▸ Directions
All lines in which the word "Dollar" occurs are to be extracted.
________________________
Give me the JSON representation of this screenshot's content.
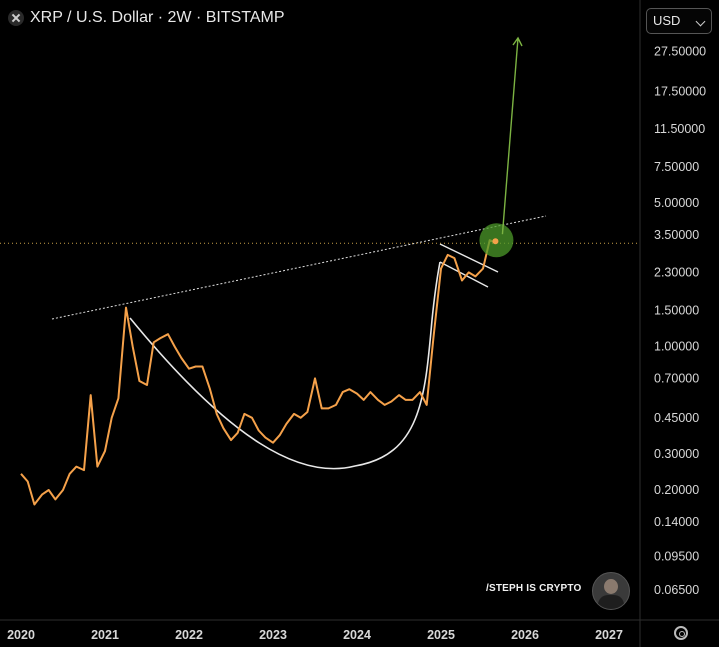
{
  "header": {
    "symbol_title": "XRP / U.S. Dollar · 2W · BITSTAMP"
  },
  "currency_select": {
    "value": "USD"
  },
  "watermark": {
    "text": "/STEPH IS CRYPTO"
  },
  "colors": {
    "price": "#f5a14a",
    "cup": "#e8e8e8",
    "target_arrow": "#7cb342",
    "highlight": "#4c9a2a",
    "current_price_line": "#caa24a"
  },
  "chart_data": {
    "type": "line",
    "title": "XRP / U.S. Dollar · 2W · BITSTAMP",
    "y_scale": "log",
    "y_ticks": [
      "27.50000",
      "17.50000",
      "11.50000",
      "7.50000",
      "5.00000",
      "3.50000",
      "2.30000",
      "1.50000",
      "1.00000",
      "0.70000",
      "0.45000",
      "0.30000",
      "0.20000",
      "0.14000",
      "0.09500",
      "0.06500"
    ],
    "x_ticks": [
      "2020",
      "2021",
      "2022",
      "2023",
      "2024",
      "2025",
      "2026",
      "2027"
    ],
    "current_price": 3.3,
    "series": [
      {
        "x": [
          2020.0,
          2020.08,
          2020.16,
          2020.25,
          2020.33,
          2020.41,
          2020.5,
          2020.58,
          2020.66,
          2020.75,
          2020.83,
          2020.91,
          2021.0,
          2021.08,
          2021.16,
          2021.25,
          2021.33,
          2021.41,
          2021.5,
          2021.58,
          2021.66,
          2021.75,
          2021.83,
          2021.91,
          2022.0,
          2022.08,
          2022.16,
          2022.25,
          2022.33,
          2022.41,
          2022.5,
          2022.58,
          2022.66,
          2022.75,
          2022.83,
          2022.91,
          2023.0,
          2023.08,
          2023.16,
          2023.25,
          2023.33,
          2023.41,
          2023.5,
          2023.58,
          2023.66,
          2023.75,
          2023.83,
          2023.91,
          2024.0,
          2024.08,
          2024.16,
          2024.25,
          2024.33,
          2024.41,
          2024.5,
          2024.58,
          2024.66,
          2024.75,
          2024.83,
          2024.91,
          2025.0,
          2025.08,
          2025.16,
          2025.25,
          2025.33,
          2025.41,
          2025.5,
          2025.58,
          2025.66
        ],
        "values": [
          0.24,
          0.22,
          0.17,
          0.19,
          0.2,
          0.18,
          0.2,
          0.24,
          0.26,
          0.25,
          0.58,
          0.26,
          0.31,
          0.45,
          0.56,
          1.55,
          1.0,
          0.68,
          0.65,
          1.05,
          1.1,
          1.15,
          1.0,
          0.88,
          0.78,
          0.8,
          0.8,
          0.62,
          0.47,
          0.4,
          0.35,
          0.38,
          0.47,
          0.45,
          0.39,
          0.36,
          0.34,
          0.37,
          0.42,
          0.47,
          0.45,
          0.48,
          0.7,
          0.5,
          0.5,
          0.52,
          0.6,
          0.62,
          0.59,
          0.55,
          0.6,
          0.55,
          0.52,
          0.54,
          0.58,
          0.55,
          0.55,
          0.6,
          0.52,
          1.1,
          2.4,
          2.8,
          2.7,
          2.1,
          2.3,
          2.2,
          2.4,
          3.3,
          3.2
        ]
      }
    ],
    "projection": {
      "from_x": 2025.66,
      "from_y": 3.3,
      "to_x": 2025.9,
      "to_y": 27.5
    }
  },
  "x_axis": {
    "labels": [
      "2020",
      "2021",
      "2022",
      "2023",
      "2024",
      "2025",
      "2026",
      "2027"
    ]
  },
  "y_axis": {
    "labels": [
      "27.50000",
      "17.50000",
      "11.50000",
      "7.50000",
      "5.00000",
      "3.50000",
      "2.30000",
      "1.50000",
      "1.00000",
      "0.70000",
      "0.45000",
      "0.30000",
      "0.20000",
      "0.14000",
      "0.09500",
      "0.06500"
    ]
  }
}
________________________
▸ The solution
    "symbol_title": "XRP / U.S. Dollar · 2W · BITSTAMP"
    "title": "XRP / U.S. Dollar · 2W · BITSTAMP",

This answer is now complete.